To do — Output an exact reproduction of the data.

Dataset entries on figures
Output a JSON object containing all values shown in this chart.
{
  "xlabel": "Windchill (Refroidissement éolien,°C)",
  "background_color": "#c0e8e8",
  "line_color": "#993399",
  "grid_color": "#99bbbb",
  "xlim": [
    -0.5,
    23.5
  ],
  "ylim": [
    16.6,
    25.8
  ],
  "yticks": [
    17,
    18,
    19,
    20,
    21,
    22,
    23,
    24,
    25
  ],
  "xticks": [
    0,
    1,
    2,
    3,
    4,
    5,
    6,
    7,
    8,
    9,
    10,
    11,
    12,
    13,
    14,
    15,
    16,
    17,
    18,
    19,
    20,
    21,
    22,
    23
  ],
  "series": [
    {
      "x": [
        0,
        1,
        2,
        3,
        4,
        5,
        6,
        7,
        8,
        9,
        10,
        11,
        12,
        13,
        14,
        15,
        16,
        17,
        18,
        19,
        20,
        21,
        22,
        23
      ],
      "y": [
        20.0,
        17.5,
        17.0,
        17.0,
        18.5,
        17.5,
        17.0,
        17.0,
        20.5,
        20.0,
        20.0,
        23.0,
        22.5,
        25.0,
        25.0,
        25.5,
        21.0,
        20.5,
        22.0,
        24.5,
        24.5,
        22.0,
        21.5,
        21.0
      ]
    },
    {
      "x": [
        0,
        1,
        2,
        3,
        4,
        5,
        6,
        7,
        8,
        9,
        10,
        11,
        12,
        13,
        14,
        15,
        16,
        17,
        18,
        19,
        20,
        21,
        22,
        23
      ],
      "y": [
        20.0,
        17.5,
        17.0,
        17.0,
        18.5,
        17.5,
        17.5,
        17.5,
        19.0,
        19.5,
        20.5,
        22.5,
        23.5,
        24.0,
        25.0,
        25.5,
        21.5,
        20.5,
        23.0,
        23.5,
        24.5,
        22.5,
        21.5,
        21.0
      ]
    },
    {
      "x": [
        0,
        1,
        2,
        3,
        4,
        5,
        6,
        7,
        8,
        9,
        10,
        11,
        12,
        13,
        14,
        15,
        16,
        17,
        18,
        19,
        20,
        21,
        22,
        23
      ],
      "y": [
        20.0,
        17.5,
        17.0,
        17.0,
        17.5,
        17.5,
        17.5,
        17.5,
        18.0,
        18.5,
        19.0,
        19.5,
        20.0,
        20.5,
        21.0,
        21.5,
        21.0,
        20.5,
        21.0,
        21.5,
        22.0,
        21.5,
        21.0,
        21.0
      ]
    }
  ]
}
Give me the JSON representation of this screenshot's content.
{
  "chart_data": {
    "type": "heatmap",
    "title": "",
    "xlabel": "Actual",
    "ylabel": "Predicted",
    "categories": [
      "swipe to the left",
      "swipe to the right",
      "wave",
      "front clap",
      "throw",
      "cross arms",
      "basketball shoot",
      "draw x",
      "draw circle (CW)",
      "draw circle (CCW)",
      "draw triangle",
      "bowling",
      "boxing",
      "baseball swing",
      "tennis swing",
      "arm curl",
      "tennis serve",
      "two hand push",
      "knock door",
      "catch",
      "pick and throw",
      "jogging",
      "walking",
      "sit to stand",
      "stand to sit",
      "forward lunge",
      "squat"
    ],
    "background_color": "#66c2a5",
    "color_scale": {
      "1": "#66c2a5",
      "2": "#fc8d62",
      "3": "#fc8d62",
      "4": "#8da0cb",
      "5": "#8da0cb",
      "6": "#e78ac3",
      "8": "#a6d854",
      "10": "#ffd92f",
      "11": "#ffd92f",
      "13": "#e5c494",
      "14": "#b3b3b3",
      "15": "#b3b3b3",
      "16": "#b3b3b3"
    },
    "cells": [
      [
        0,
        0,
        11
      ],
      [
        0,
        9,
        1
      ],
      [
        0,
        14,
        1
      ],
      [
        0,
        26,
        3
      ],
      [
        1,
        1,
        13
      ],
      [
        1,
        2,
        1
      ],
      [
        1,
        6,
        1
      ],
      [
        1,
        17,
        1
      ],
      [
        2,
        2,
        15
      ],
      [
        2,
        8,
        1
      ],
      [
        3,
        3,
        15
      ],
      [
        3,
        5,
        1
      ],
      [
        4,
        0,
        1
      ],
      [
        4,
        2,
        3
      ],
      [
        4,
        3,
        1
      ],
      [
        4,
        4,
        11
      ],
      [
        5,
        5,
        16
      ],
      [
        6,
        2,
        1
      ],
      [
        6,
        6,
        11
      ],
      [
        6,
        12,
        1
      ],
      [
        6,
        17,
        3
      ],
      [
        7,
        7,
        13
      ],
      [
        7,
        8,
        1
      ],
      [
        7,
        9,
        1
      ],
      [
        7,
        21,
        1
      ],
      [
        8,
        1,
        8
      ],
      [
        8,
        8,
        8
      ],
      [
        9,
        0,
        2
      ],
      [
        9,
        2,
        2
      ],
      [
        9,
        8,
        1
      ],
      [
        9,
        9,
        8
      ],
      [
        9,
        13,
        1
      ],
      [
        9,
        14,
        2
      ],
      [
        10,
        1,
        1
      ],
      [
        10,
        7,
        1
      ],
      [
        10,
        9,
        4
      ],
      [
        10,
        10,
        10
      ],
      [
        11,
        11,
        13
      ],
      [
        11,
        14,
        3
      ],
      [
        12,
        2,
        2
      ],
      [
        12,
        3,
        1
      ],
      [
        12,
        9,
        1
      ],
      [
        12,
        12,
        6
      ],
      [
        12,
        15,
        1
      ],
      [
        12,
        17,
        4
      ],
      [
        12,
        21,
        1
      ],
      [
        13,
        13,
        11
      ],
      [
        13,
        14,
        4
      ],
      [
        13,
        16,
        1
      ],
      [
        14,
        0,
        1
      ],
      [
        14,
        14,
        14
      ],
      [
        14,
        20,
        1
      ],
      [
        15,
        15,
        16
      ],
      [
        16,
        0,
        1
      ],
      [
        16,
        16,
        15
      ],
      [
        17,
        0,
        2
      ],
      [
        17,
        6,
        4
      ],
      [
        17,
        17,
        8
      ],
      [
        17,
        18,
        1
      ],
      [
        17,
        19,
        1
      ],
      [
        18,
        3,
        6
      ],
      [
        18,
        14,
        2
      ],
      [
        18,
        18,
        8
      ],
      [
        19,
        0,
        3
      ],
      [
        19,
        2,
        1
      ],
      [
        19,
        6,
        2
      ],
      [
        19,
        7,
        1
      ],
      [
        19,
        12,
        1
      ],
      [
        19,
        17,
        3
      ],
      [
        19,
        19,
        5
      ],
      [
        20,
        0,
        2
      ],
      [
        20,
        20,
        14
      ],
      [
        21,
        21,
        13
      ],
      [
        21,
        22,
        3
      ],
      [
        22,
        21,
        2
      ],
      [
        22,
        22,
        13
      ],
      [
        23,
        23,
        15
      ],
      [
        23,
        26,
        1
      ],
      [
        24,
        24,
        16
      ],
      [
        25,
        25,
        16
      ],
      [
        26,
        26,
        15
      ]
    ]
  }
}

Exercise response —
Output a JSON object containing all values shown in this chart.
{
  "xlabel": "Windchill (Refroidissement éolien,°C)",
  "background_color": "#c0e8e8",
  "line_color": "#993399",
  "grid_color": "#99bbbb",
  "xlim": [
    -0.5,
    23.5
  ],
  "ylim": [
    16.6,
    25.8
  ],
  "yticks": [
    17,
    18,
    19,
    20,
    21,
    22,
    23,
    24,
    25
  ],
  "xticks": [
    0,
    1,
    2,
    3,
    4,
    5,
    6,
    7,
    8,
    9,
    10,
    11,
    12,
    13,
    14,
    15,
    16,
    17,
    18,
    19,
    20,
    21,
    22,
    23
  ],
  "series": [
    {
      "x": [
        0,
        1,
        2,
        3,
        4,
        5,
        6,
        7,
        8,
        9,
        10,
        11,
        12,
        13,
        14,
        15,
        16,
        17,
        18,
        19,
        20,
        21,
        22,
        23
      ],
      "y": [
        20.0,
        17.5,
        17.0,
        17.0,
        18.5,
        17.5,
        17.0,
        17.0,
        20.5,
        20.0,
        20.0,
        23.0,
        22.5,
        25.0,
        25.0,
        25.5,
        21.0,
        20.5,
        22.0,
        24.5,
        24.5,
        22.0,
        21.5,
        21.0
      ]
    },
    {
      "x": [
        0,
        1,
        2,
        3,
        4,
        5,
        6,
        7,
        8,
        9,
        10,
        11,
        12,
        13,
        14,
        15,
        16,
        17,
        18,
        19,
        20,
        21,
        22,
        23
      ],
      "y": [
        20.0,
        17.5,
        17.0,
        17.0,
        18.5,
        17.5,
        17.5,
        17.5,
        19.0,
        19.5,
        20.5,
        22.5,
        23.5,
        24.0,
        25.0,
        25.5,
        21.5,
        20.5,
        23.0,
        23.5,
        24.5,
        22.5,
        21.5,
        21.0
      ]
    },
    {
      "x": [
        0,
        1,
        2,
        3,
        4,
        5,
        6,
        7,
        8,
        9,
        10,
        11,
        12,
        13,
        14,
        15,
        16,
        17,
        18,
        19,
        20,
        21,
        22,
        23
      ],
      "y": [
        20.0,
        17.5,
        17.0,
        17.0,
        17.5,
        17.5,
        17.5,
        17.5,
        18.0,
        18.5,
        19.0,
        19.5,
        20.0,
        20.5,
        21.0,
        21.5,
        21.0,
        20.5,
        21.0,
        21.5,
        22.0,
        21.5,
        21.0,
        21.0
      ]
    }
  ]
}
Give me the JSON representation of this screenshot's content.
{
  "chart_data": {
    "type": "heatmap",
    "title": "",
    "xlabel": "Actual",
    "ylabel": "Predicted",
    "categories": [
      "swipe to the left",
      "swipe to the right",
      "wave",
      "front clap",
      "throw",
      "cross arms",
      "basketball shoot",
      "draw x",
      "draw circle (CW)",
      "draw circle (CCW)",
      "draw triangle",
      "bowling",
      "boxing",
      "baseball swing",
      "tennis swing",
      "arm curl",
      "tennis serve",
      "two hand push",
      "knock door",
      "catch",
      "pick and throw",
      "jogging",
      "walking",
      "sit to stand",
      "stand to sit",
      "forward lunge",
      "squat"
    ],
    "background_color": "#66c2a5",
    "color_scale": {
      "1": "#66c2a5",
      "2": "#fc8d62",
      "3": "#fc8d62",
      "4": "#8da0cb",
      "5": "#8da0cb",
      "6": "#e78ac3",
      "8": "#a6d854",
      "10": "#ffd92f",
      "11": "#ffd92f",
      "13": "#e5c494",
      "14": "#b3b3b3",
      "15": "#b3b3b3",
      "16": "#b3b3b3"
    },
    "cells": [
      [
        0,
        0,
        11
      ],
      [
        0,
        9,
        1
      ],
      [
        0,
        14,
        1
      ],
      [
        0,
        26,
        3
      ],
      [
        1,
        1,
        13
      ],
      [
        1,
        2,
        1
      ],
      [
        1,
        6,
        1
      ],
      [
        1,
        17,
        1
      ],
      [
        2,
        2,
        15
      ],
      [
        2,
        8,
        1
      ],
      [
        3,
        3,
        15
      ],
      [
        3,
        5,
        1
      ],
      [
        4,
        0,
        1
      ],
      [
        4,
        2,
        3
      ],
      [
        4,
        3,
        1
      ],
      [
        4,
        4,
        11
      ],
      [
        5,
        5,
        16
      ],
      [
        6,
        2,
        1
      ],
      [
        6,
        6,
        11
      ],
      [
        6,
        12,
        1
      ],
      [
        6,
        17,
        3
      ],
      [
        7,
        7,
        13
      ],
      [
        7,
        8,
        1
      ],
      [
        7,
        9,
        1
      ],
      [
        7,
        21,
        1
      ],
      [
        8,
        1,
        8
      ],
      [
        8,
        8,
        8
      ],
      [
        9,
        0,
        2
      ],
      [
        9,
        2,
        2
      ],
      [
        9,
        8,
        1
      ],
      [
        9,
        9,
        8
      ],
      [
        9,
        13,
        1
      ],
      [
        9,
        14,
        2
      ],
      [
        10,
        1,
        1
      ],
      [
        10,
        7,
        1
      ],
      [
        10,
        9,
        4
      ],
      [
        10,
        10,
        10
      ],
      [
        11,
        11,
        13
      ],
      [
        11,
        14,
        3
      ],
      [
        12,
        2,
        2
      ],
      [
        12,
        3,
        1
      ],
      [
        12,
        9,
        1
      ],
      [
        12,
        12,
        6
      ],
      [
        12,
        15,
        1
      ],
      [
        12,
        17,
        4
      ],
      [
        12,
        21,
        1
      ],
      [
        13,
        13,
        11
      ],
      [
        13,
        14,
        4
      ],
      [
        13,
        16,
        1
      ],
      [
        14,
        0,
        1
      ],
      [
        14,
        14,
        14
      ],
      [
        14,
        20,
        1
      ],
      [
        15,
        15,
        16
      ],
      [
        16,
        0,
        1
      ],
      [
        16,
        16,
        15
      ],
      [
        17,
        0,
        2
      ],
      [
        17,
        6,
        4
      ],
      [
        17,
        17,
        8
      ],
      [
        17,
        18,
        1
      ],
      [
        17,
        19,
        1
      ],
      [
        18,
        3,
        6
      ],
      [
        18,
        14,
        2
      ],
      [
        18,
        18,
        8
      ],
      [
        19,
        0,
        3
      ],
      [
        19,
        2,
        1
      ],
      [
        19,
        6,
        2
      ],
      [
        19,
        7,
        1
      ],
      [
        19,
        12,
        1
      ],
      [
        19,
        17,
        3
      ],
      [
        19,
        19,
        5
      ],
      [
        20,
        0,
        2
      ],
      [
        20,
        20,
        14
      ],
      [
        21,
        21,
        13
      ],
      [
        21,
        22,
        3
      ],
      [
        22,
        21,
        2
      ],
      [
        22,
        22,
        13
      ],
      [
        23,
        23,
        15
      ],
      [
        23,
        26,
        1
      ],
      [
        24,
        24,
        16
      ],
      [
        25,
        25,
        16
      ],
      [
        26,
        26,
        15
      ]
    ]
  }
}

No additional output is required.